■ Objective: Print the listing below in its entirety, character for character.

■ Recorded information:
■ ■ ■ ■

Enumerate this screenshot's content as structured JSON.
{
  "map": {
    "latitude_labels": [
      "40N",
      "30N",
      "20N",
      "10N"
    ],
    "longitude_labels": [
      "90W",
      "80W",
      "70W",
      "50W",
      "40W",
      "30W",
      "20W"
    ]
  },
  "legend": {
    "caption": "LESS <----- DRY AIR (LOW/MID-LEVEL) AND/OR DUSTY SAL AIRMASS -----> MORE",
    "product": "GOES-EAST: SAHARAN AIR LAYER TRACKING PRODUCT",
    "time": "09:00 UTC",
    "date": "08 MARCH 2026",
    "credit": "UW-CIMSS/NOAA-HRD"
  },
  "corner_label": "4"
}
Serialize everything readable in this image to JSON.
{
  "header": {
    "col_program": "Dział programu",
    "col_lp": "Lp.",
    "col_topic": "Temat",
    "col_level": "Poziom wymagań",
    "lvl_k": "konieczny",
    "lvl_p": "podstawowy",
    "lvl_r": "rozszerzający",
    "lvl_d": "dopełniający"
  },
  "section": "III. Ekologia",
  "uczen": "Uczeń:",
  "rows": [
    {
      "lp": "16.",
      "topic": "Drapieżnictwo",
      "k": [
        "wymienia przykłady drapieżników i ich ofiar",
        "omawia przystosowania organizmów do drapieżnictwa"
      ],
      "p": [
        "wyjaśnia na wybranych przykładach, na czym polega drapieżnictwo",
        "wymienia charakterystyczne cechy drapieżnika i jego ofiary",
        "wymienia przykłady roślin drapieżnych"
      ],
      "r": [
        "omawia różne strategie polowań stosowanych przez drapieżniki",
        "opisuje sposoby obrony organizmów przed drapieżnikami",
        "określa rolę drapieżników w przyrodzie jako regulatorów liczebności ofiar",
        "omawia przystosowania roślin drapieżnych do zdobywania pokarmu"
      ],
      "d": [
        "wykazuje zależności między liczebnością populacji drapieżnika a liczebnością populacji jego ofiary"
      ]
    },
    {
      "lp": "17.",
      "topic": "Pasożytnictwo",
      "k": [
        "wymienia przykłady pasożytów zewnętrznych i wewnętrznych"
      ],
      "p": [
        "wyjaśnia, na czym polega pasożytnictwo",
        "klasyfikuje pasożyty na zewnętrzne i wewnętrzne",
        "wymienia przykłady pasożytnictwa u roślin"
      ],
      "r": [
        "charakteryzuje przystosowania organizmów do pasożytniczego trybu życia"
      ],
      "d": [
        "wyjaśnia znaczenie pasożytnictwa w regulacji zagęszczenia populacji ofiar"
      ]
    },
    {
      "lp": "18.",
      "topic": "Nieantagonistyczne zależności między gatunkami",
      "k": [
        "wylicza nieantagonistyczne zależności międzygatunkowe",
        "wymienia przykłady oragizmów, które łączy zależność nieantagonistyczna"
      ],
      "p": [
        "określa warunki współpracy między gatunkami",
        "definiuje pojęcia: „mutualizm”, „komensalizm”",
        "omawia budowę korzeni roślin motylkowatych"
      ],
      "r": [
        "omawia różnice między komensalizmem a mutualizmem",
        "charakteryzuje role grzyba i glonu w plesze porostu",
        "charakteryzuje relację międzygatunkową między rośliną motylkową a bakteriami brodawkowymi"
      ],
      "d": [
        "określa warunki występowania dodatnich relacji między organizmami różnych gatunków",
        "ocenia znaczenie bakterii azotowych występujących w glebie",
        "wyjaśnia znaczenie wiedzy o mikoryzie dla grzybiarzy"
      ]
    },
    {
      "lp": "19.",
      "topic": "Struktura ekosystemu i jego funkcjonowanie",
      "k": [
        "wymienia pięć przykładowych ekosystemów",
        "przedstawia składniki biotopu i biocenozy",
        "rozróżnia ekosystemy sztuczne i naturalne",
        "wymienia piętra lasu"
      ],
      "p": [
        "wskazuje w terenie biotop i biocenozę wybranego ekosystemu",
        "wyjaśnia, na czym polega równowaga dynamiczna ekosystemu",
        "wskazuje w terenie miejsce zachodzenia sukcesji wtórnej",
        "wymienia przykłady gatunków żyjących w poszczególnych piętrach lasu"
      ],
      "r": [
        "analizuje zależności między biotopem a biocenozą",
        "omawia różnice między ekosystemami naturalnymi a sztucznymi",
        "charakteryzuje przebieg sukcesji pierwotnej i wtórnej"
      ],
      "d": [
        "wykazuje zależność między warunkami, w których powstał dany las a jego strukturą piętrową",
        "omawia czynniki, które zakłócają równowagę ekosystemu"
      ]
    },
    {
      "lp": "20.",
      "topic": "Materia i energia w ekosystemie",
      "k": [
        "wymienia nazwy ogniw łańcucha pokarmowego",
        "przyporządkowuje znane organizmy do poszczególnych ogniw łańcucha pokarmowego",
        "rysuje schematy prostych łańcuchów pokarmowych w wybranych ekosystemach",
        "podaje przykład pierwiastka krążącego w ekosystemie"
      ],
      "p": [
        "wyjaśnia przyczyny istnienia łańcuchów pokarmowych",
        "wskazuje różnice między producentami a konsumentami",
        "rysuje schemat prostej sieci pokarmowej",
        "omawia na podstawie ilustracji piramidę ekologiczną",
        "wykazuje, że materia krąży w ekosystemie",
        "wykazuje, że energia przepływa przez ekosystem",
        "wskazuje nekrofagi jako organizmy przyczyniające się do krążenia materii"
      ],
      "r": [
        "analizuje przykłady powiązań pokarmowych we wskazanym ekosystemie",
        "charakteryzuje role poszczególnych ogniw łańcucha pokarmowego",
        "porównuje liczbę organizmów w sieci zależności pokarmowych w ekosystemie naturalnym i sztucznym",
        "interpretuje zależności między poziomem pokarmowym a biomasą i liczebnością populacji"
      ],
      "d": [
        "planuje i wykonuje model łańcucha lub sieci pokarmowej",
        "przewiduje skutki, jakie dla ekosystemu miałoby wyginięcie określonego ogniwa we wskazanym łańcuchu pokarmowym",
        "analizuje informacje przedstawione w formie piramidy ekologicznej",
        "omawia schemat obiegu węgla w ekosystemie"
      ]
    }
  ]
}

■ ■ ■ ■

■ Response:
Enumerate this screenshot's content as structured JSON.
{
  "map": {
    "latitude_labels": [
      "40N",
      "30N",
      "20N",
      "10N"
    ],
    "longitude_labels": [
      "90W",
      "80W",
      "70W",
      "50W",
      "40W",
      "30W",
      "20W"
    ]
  },
  "legend": {
    "caption": "LESS <----- DRY AIR (LOW/MID-LEVEL) AND/OR DUSTY SAL AIRMASS -----> MORE",
    "product": "GOES-EAST: SAHARAN AIR LAYER TRACKING PRODUCT",
    "time": "09:00 UTC",
    "date": "08 MARCH 2026",
    "credit": "UW-CIMSS/NOAA-HRD"
  },
  "corner_label": "4"
}
Serialize everything readable in this image to JSON.
{
  "header": {
    "col_program": "Dział programu",
    "col_lp": "Lp.",
    "col_topic": "Temat",
    "col_level": "Poziom wymagań",
    "lvl_k": "konieczny",
    "lvl_p": "podstawowy",
    "lvl_r": "rozszerzający",
    "lvl_d": "dopełniający"
  },
  "section": "III. Ekologia",
  "uczen": "Uczeń:",
  "rows": [
    {
      "lp": "16.",
      "topic": "Drapieżnictwo",
      "k": [
        "wymienia przykłady drapieżników i ich ofiar",
        "omawia przystosowania organizmów do drapieżnictwa"
      ],
      "p": [
        "wyjaśnia na wybranych przykładach, na czym polega drapieżnictwo",
        "wymienia charakterystyczne cechy drapieżnika i jego ofiary",
        "wymienia przykłady roślin drapieżnych"
      ],
      "r": [
        "omawia różne strategie polowań stosowanych przez drapieżniki",
        "opisuje sposoby obrony organizmów przed drapieżnikami",
        "określa rolę drapieżników w przyrodzie jako regulatorów liczebności ofiar",
        "omawia przystosowania roślin drapieżnych do zdobywania pokarmu"
      ],
      "d": [
        "wykazuje zależności między liczebnością populacji drapieżnika a liczebnością populacji jego ofiary"
      ]
    },
    {
      "lp": "17.",
      "topic": "Pasożytnictwo",
      "k": [
        "wymienia przykłady pasożytów zewnętrznych i wewnętrznych"
      ],
      "p": [
        "wyjaśnia, na czym polega pasożytnictwo",
        "klasyfikuje pasożyty na zewnętrzne i wewnętrzne",
        "wymienia przykłady pasożytnictwa u roślin"
      ],
      "r": [
        "charakteryzuje przystosowania organizmów do pasożytniczego trybu życia"
      ],
      "d": [
        "wyjaśnia znaczenie pasożytnictwa w regulacji zagęszczenia populacji ofiar"
      ]
    },
    {
      "lp": "18.",
      "topic": "Nieantagonistyczne zależności między gatunkami",
      "k": [
        "wylicza nieantagonistyczne zależności międzygatunkowe",
        "wymienia przykłady oragizmów, które łączy zależność nieantagonistyczna"
      ],
      "p": [
        "określa warunki współpracy między gatunkami",
        "definiuje pojęcia: „mutualizm”, „komensalizm”",
        "omawia budowę korzeni roślin motylkowatych"
      ],
      "r": [
        "omawia różnice między komensalizmem a mutualizmem",
        "charakteryzuje role grzyba i glonu w plesze porostu",
        "charakteryzuje relację międzygatunkową między rośliną motylkową a bakteriami brodawkowymi"
      ],
      "d": [
        "określa warunki występowania dodatnich relacji między organizmami różnych gatunków",
        "ocenia znaczenie bakterii azotowych występujących w glebie",
        "wyjaśnia znaczenie wiedzy o mikoryzie dla grzybiarzy"
      ]
    },
    {
      "lp": "19.",
      "topic": "Struktura ekosystemu i jego funkcjonowanie",
      "k": [
        "wymienia pięć przykładowych ekosystemów",
        "przedstawia składniki biotopu i biocenozy",
        "rozróżnia ekosystemy sztuczne i naturalne",
        "wymienia piętra lasu"
      ],
      "p": [
        "wskazuje w terenie biotop i biocenozę wybranego ekosystemu",
        "wyjaśnia, na czym polega równowaga dynamiczna ekosystemu",
        "wskazuje w terenie miejsce zachodzenia sukcesji wtórnej",
        "wymienia przykłady gatunków żyjących w poszczególnych piętrach lasu"
      ],
      "r": [
        "analizuje zależności między biotopem a biocenozą",
        "omawia różnice między ekosystemami naturalnymi a sztucznymi",
        "charakteryzuje przebieg sukcesji pierwotnej i wtórnej"
      ],
      "d": [
        "wykazuje zależność między warunkami, w których powstał dany las a jego strukturą piętrową",
        "omawia czynniki, które zakłócają równowagę ekosystemu"
      ]
    },
    {
      "lp": "20.",
      "topic": "Materia i energia w ekosystemie",
      "k": [
        "wymienia nazwy ogniw łańcucha pokarmowego",
        "przyporządkowuje znane organizmy do poszczególnych ogniw łańcucha pokarmowego",
        "rysuje schematy prostych łańcuchów pokarmowych w wybranych ekosystemach",
        "podaje przykład pierwiastka krążącego w ekosystemie"
      ],
      "p": [
        "wyjaśnia przyczyny istnienia łańcuchów pokarmowych",
        "wskazuje różnice między producentami a konsumentami",
        "rysuje schemat prostej sieci pokarmowej",
        "omawia na podstawie ilustracji piramidę ekologiczną",
        "wykazuje, że materia krąży w ekosystemie",
        "wykazuje, że energia przepływa przez ekosystem",
        "wskazuje nekrofagi jako organizmy przyczyniające się do krążenia materii"
      ],
      "r": [
        "analizuje przykłady powiązań pokarmowych we wskazanym ekosystemie",
        "charakteryzuje role poszczególnych ogniw łańcucha pokarmowego",
        "porównuje liczbę organizmów w sieci zależności pokarmowych w ekosystemie naturalnym i sztucznym",
        "interpretuje zależności między poziomem pokarmowym a biomasą i liczebnością populacji"
      ],
      "d": [
        "planuje i wykonuje model łańcucha lub sieci pokarmowej",
        "przewiduje skutki, jakie dla ekosystemu miałoby wyginięcie określonego ogniwa we wskazanym łańcuchu pokarmowym",
        "analizuje informacje przedstawione w formie piramidy ekologicznej",
        "omawia schemat obiegu węgla w ekosystemie"
      ]
    }
  ]
}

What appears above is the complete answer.